[START MATERIAL FOR THIS EXERCISE]
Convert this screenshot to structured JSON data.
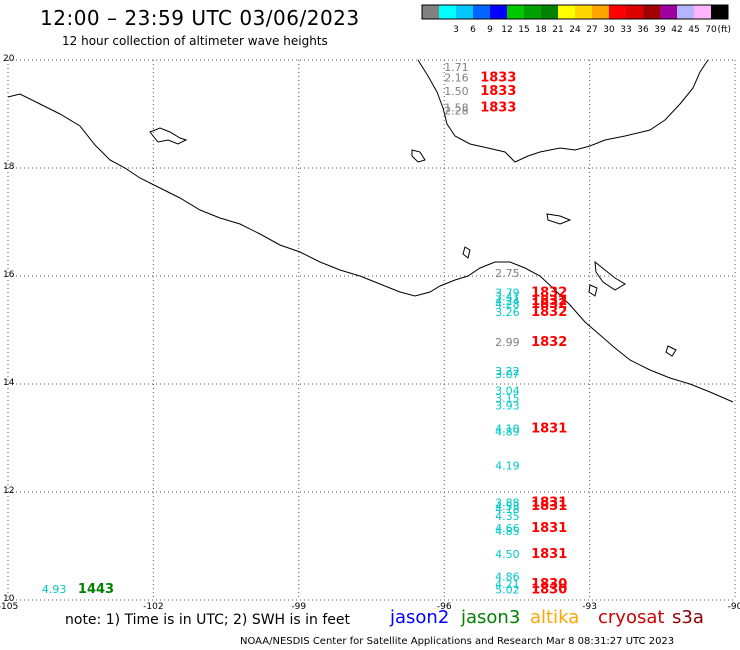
{
  "header": {
    "title": "12:00 – 23:59 UTC 03/06/2023",
    "subtitle": "12 hour collection of altimeter wave heights"
  },
  "color_scale": {
    "unit_label": "(ft)",
    "bins": [
      {
        "label": "",
        "color": "#808080"
      },
      {
        "label": "3",
        "color": "#00ffff"
      },
      {
        "label": "6",
        "color": "#00c8ff"
      },
      {
        "label": "9",
        "color": "#0064ff"
      },
      {
        "label": "12",
        "color": "#0000ff"
      },
      {
        "label": "15",
        "color": "#00c800"
      },
      {
        "label": "18",
        "color": "#00a000"
      },
      {
        "label": "21",
        "color": "#008200"
      },
      {
        "label": "24",
        "color": "#ffff00"
      },
      {
        "label": "27",
        "color": "#ffd700"
      },
      {
        "label": "30",
        "color": "#ffa500"
      },
      {
        "label": "33",
        "color": "#ff0000"
      },
      {
        "label": "36",
        "color": "#dc0000"
      },
      {
        "label": "39",
        "color": "#a00000"
      },
      {
        "label": "42",
        "color": "#a000a0"
      },
      {
        "label": "45",
        "color": "#b4b4ff"
      },
      {
        "label": "70",
        "color": "#ffb4ff"
      },
      {
        "label": "",
        "color": "#000000"
      }
    ]
  },
  "map": {
    "lon_range": [
      -105,
      -90
    ],
    "lat_range": [
      10,
      20
    ],
    "lon_ticks": [
      "-105",
      "-102",
      "-99",
      "-96",
      "-93",
      "-90"
    ],
    "lat_ticks": [
      "20",
      "18",
      "16",
      "14",
      "12",
      "10"
    ],
    "observations": [
      {
        "lon": -104.3,
        "lat": 10.13,
        "swh": "4.93",
        "color": "#00c8c8",
        "time": "1443",
        "tcolor": "#008200"
      },
      {
        "lon": -96.0,
        "lat": 19.8,
        "swh": "1.71",
        "color": "#808080",
        "time": "",
        "tcolor": "#ff0000"
      },
      {
        "lon": -96.0,
        "lat": 19.6,
        "swh": "2.16",
        "color": "#808080",
        "time": "1833",
        "tcolor": "#ff0000"
      },
      {
        "lon": -96.0,
        "lat": 19.35,
        "swh": "1.50",
        "color": "#808080",
        "time": "1833",
        "tcolor": "#ff0000"
      },
      {
        "lon": -96.0,
        "lat": 19.05,
        "swh": "1.58",
        "color": "#808080",
        "time": "1833",
        "tcolor": "#ff0000"
      },
      {
        "lon": -96.0,
        "lat": 18.99,
        "swh": "2.28",
        "color": "#808080",
        "time": "",
        "tcolor": "#ff0000"
      },
      {
        "lon": -94.95,
        "lat": 15.98,
        "swh": "2.75",
        "color": "#808080",
        "time": "",
        "tcolor": "#ff0000"
      },
      {
        "lon": -94.95,
        "lat": 15.62,
        "swh": "3.79",
        "color": "#00c8c8",
        "time": "1832",
        "tcolor": "#ff0000"
      },
      {
        "lon": -94.95,
        "lat": 15.55,
        "swh": "3.41",
        "color": "#00c8c8",
        "time": "",
        "tcolor": "#ff0000"
      },
      {
        "lon": -94.95,
        "lat": 15.46,
        "swh": "4.24",
        "color": "#00c8c8",
        "time": "1832",
        "tcolor": "#ff0000"
      },
      {
        "lon": -94.95,
        "lat": 15.41,
        "swh": "4.28",
        "color": "#00c8c8",
        "time": "1832",
        "tcolor": "#ff0000"
      },
      {
        "lon": -94.95,
        "lat": 15.26,
        "swh": "3.26",
        "color": "#00c8c8",
        "time": "1832",
        "tcolor": "#ff0000"
      },
      {
        "lon": -94.95,
        "lat": 14.7,
        "swh": "2.99",
        "color": "#808080",
        "time": "1832",
        "tcolor": "#ff0000"
      },
      {
        "lon": -94.95,
        "lat": 14.17,
        "swh": "3.22",
        "color": "#00c8c8",
        "time": "",
        "tcolor": "#ff0000"
      },
      {
        "lon": -94.95,
        "lat": 14.11,
        "swh": "3.07",
        "color": "#00c8c8",
        "time": "",
        "tcolor": "#ff0000"
      },
      {
        "lon": -94.95,
        "lat": 13.81,
        "swh": "3.04",
        "color": "#00c8c8",
        "time": "",
        "tcolor": "#ff0000"
      },
      {
        "lon": -94.95,
        "lat": 13.67,
        "swh": "3.15",
        "color": "#00c8c8",
        "time": "",
        "tcolor": "#ff0000"
      },
      {
        "lon": -94.95,
        "lat": 13.53,
        "swh": "3.93",
        "color": "#00c8c8",
        "time": "",
        "tcolor": "#ff0000"
      },
      {
        "lon": -94.95,
        "lat": 13.1,
        "swh": "4.10",
        "color": "#00c8c8",
        "time": "1831",
        "tcolor": "#ff0000"
      },
      {
        "lon": -94.95,
        "lat": 13.05,
        "swh": "4.89",
        "color": "#00c8c8",
        "time": "",
        "tcolor": "#ff0000"
      },
      {
        "lon": -94.95,
        "lat": 12.42,
        "swh": "4.19",
        "color": "#00c8c8",
        "time": "",
        "tcolor": "#ff0000"
      },
      {
        "lon": -94.95,
        "lat": 11.73,
        "swh": "3.88",
        "color": "#00c8c8",
        "time": "1831",
        "tcolor": "#ff0000"
      },
      {
        "lon": -94.95,
        "lat": 11.67,
        "swh": "4.53",
        "color": "#00c8c8",
        "time": "1831",
        "tcolor": "#ff0000"
      },
      {
        "lon": -94.95,
        "lat": 11.61,
        "swh": "4.18",
        "color": "#00c8c8",
        "time": "",
        "tcolor": "#ff0000"
      },
      {
        "lon": -94.95,
        "lat": 11.48,
        "swh": "4.35",
        "color": "#00c8c8",
        "time": "",
        "tcolor": "#ff0000"
      },
      {
        "lon": -94.95,
        "lat": 11.26,
        "swh": "4.66",
        "color": "#00c8c8",
        "time": "1831",
        "tcolor": "#ff0000"
      },
      {
        "lon": -94.95,
        "lat": 11.2,
        "swh": "4.85",
        "color": "#00c8c8",
        "time": "",
        "tcolor": "#ff0000"
      },
      {
        "lon": -94.95,
        "lat": 10.78,
        "swh": "4.50",
        "color": "#00c8c8",
        "time": "1831",
        "tcolor": "#ff0000"
      },
      {
        "lon": -94.95,
        "lat": 10.36,
        "swh": "4.86",
        "color": "#00c8c8",
        "time": "",
        "tcolor": "#ff0000"
      },
      {
        "lon": -94.95,
        "lat": 10.22,
        "swh": "4.21",
        "color": "#00c8c8",
        "time": "1830",
        "tcolor": "#ff0000"
      },
      {
        "lon": -94.95,
        "lat": 10.12,
        "swh": "5.02",
        "color": "#00c8c8",
        "time": "1830",
        "tcolor": "#ff0000"
      }
    ]
  },
  "footer": {
    "note": "note: 1) Time is in UTC; 2) SWH is in feet",
    "satellites": [
      {
        "name": "jason2",
        "color": "#0000ff"
      },
      {
        "name": "jason3",
        "color": "#008200"
      },
      {
        "name": "altika",
        "color": "#ffa500"
      },
      {
        "name": "cryosat",
        "color": "#cc0000"
      },
      {
        "name": "s3a",
        "color": "#8b0000"
      }
    ],
    "credit": "NOAA/NESDIS Center for Satellite Applications and Research    Mar  8 08:31:27 UTC 2023"
  }
}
[END MATERIAL FOR THIS EXERCISE]
Make an exact copy of the data above, pictures excluded.

ANSWER:
Convert this screenshot to structured JSON data.
{
  "header": {
    "title": "12:00 – 23:59 UTC 03/06/2023",
    "subtitle": "12 hour collection of altimeter wave heights"
  },
  "color_scale": {
    "unit_label": "(ft)",
    "bins": [
      {
        "label": "",
        "color": "#808080"
      },
      {
        "label": "3",
        "color": "#00ffff"
      },
      {
        "label": "6",
        "color": "#00c8ff"
      },
      {
        "label": "9",
        "color": "#0064ff"
      },
      {
        "label": "12",
        "color": "#0000ff"
      },
      {
        "label": "15",
        "color": "#00c800"
      },
      {
        "label": "18",
        "color": "#00a000"
      },
      {
        "label": "21",
        "color": "#008200"
      },
      {
        "label": "24",
        "color": "#ffff00"
      },
      {
        "label": "27",
        "color": "#ffd700"
      },
      {
        "label": "30",
        "color": "#ffa500"
      },
      {
        "label": "33",
        "color": "#ff0000"
      },
      {
        "label": "36",
        "color": "#dc0000"
      },
      {
        "label": "39",
        "color": "#a00000"
      },
      {
        "label": "42",
        "color": "#a000a0"
      },
      {
        "label": "45",
        "color": "#b4b4ff"
      },
      {
        "label": "70",
        "color": "#ffb4ff"
      },
      {
        "label": "",
        "color": "#000000"
      }
    ]
  },
  "map": {
    "lon_range": [
      -105,
      -90
    ],
    "lat_range": [
      10,
      20
    ],
    "lon_ticks": [
      "-105",
      "-102",
      "-99",
      "-96",
      "-93",
      "-90"
    ],
    "lat_ticks": [
      "20",
      "18",
      "16",
      "14",
      "12",
      "10"
    ],
    "observations": [
      {
        "lon": -104.3,
        "lat": 10.13,
        "swh": "4.93",
        "color": "#00c8c8",
        "time": "1443",
        "tcolor": "#008200"
      },
      {
        "lon": -96.0,
        "lat": 19.8,
        "swh": "1.71",
        "color": "#808080",
        "time": "",
        "tcolor": "#ff0000"
      },
      {
        "lon": -96.0,
        "lat": 19.6,
        "swh": "2.16",
        "color": "#808080",
        "time": "1833",
        "tcolor": "#ff0000"
      },
      {
        "lon": -96.0,
        "lat": 19.35,
        "swh": "1.50",
        "color": "#808080",
        "time": "1833",
        "tcolor": "#ff0000"
      },
      {
        "lon": -96.0,
        "lat": 19.05,
        "swh": "1.58",
        "color": "#808080",
        "time": "1833",
        "tcolor": "#ff0000"
      },
      {
        "lon": -96.0,
        "lat": 18.99,
        "swh": "2.28",
        "color": "#808080",
        "time": "",
        "tcolor": "#ff0000"
      },
      {
        "lon": -94.95,
        "lat": 15.98,
        "swh": "2.75",
        "color": "#808080",
        "time": "",
        "tcolor": "#ff0000"
      },
      {
        "lon": -94.95,
        "lat": 15.62,
        "swh": "3.79",
        "color": "#00c8c8",
        "time": "1832",
        "tcolor": "#ff0000"
      },
      {
        "lon": -94.95,
        "lat": 15.55,
        "swh": "3.41",
        "color": "#00c8c8",
        "time": "",
        "tcolor": "#ff0000"
      },
      {
        "lon": -94.95,
        "lat": 15.46,
        "swh": "4.24",
        "color": "#00c8c8",
        "time": "1832",
        "tcolor": "#ff0000"
      },
      {
        "lon": -94.95,
        "lat": 15.41,
        "swh": "4.28",
        "color": "#00c8c8",
        "time": "1832",
        "tcolor": "#ff0000"
      },
      {
        "lon": -94.95,
        "lat": 15.26,
        "swh": "3.26",
        "color": "#00c8c8",
        "time": "1832",
        "tcolor": "#ff0000"
      },
      {
        "lon": -94.95,
        "lat": 14.7,
        "swh": "2.99",
        "color": "#808080",
        "time": "1832",
        "tcolor": "#ff0000"
      },
      {
        "lon": -94.95,
        "lat": 14.17,
        "swh": "3.22",
        "color": "#00c8c8",
        "time": "",
        "tcolor": "#ff0000"
      },
      {
        "lon": -94.95,
        "lat": 14.11,
        "swh": "3.07",
        "color": "#00c8c8",
        "time": "",
        "tcolor": "#ff0000"
      },
      {
        "lon": -94.95,
        "lat": 13.81,
        "swh": "3.04",
        "color": "#00c8c8",
        "time": "",
        "tcolor": "#ff0000"
      },
      {
        "lon": -94.95,
        "lat": 13.67,
        "swh": "3.15",
        "color": "#00c8c8",
        "time": "",
        "tcolor": "#ff0000"
      },
      {
        "lon": -94.95,
        "lat": 13.53,
        "swh": "3.93",
        "color": "#00c8c8",
        "time": "",
        "tcolor": "#ff0000"
      },
      {
        "lon": -94.95,
        "lat": 13.1,
        "swh": "4.10",
        "color": "#00c8c8",
        "time": "1831",
        "tcolor": "#ff0000"
      },
      {
        "lon": -94.95,
        "lat": 13.05,
        "swh": "4.89",
        "color": "#00c8c8",
        "time": "",
        "tcolor": "#ff0000"
      },
      {
        "lon": -94.95,
        "lat": 12.42,
        "swh": "4.19",
        "color": "#00c8c8",
        "time": "",
        "tcolor": "#ff0000"
      },
      {
        "lon": -94.95,
        "lat": 11.73,
        "swh": "3.88",
        "color": "#00c8c8",
        "time": "1831",
        "tcolor": "#ff0000"
      },
      {
        "lon": -94.95,
        "lat": 11.67,
        "swh": "4.53",
        "color": "#00c8c8",
        "time": "1831",
        "tcolor": "#ff0000"
      },
      {
        "lon": -94.95,
        "lat": 11.61,
        "swh": "4.18",
        "color": "#00c8c8",
        "time": "",
        "tcolor": "#ff0000"
      },
      {
        "lon": -94.95,
        "lat": 11.48,
        "swh": "4.35",
        "color": "#00c8c8",
        "time": "",
        "tcolor": "#ff0000"
      },
      {
        "lon": -94.95,
        "lat": 11.26,
        "swh": "4.66",
        "color": "#00c8c8",
        "time": "1831",
        "tcolor": "#ff0000"
      },
      {
        "lon": -94.95,
        "lat": 11.2,
        "swh": "4.85",
        "color": "#00c8c8",
        "time": "",
        "tcolor": "#ff0000"
      },
      {
        "lon": -94.95,
        "lat": 10.78,
        "swh": "4.50",
        "color": "#00c8c8",
        "time": "1831",
        "tcolor": "#ff0000"
      },
      {
        "lon": -94.95,
        "lat": 10.36,
        "swh": "4.86",
        "color": "#00c8c8",
        "time": "",
        "tcolor": "#ff0000"
      },
      {
        "lon": -94.95,
        "lat": 10.22,
        "swh": "4.21",
        "color": "#00c8c8",
        "time": "1830",
        "tcolor": "#ff0000"
      },
      {
        "lon": -94.95,
        "lat": 10.12,
        "swh": "5.02",
        "color": "#00c8c8",
        "time": "1830",
        "tcolor": "#ff0000"
      }
    ]
  },
  "footer": {
    "note": "note: 1) Time is in UTC; 2) SWH is in feet",
    "satellites": [
      {
        "name": "jason2",
        "color": "#0000ff"
      },
      {
        "name": "jason3",
        "color": "#008200"
      },
      {
        "name": "altika",
        "color": "#ffa500"
      },
      {
        "name": "cryosat",
        "color": "#cc0000"
      },
      {
        "name": "s3a",
        "color": "#8b0000"
      }
    ],
    "credit": "NOAA/NESDIS Center for Satellite Applications and Research    Mar  8 08:31:27 UTC 2023"
  }
}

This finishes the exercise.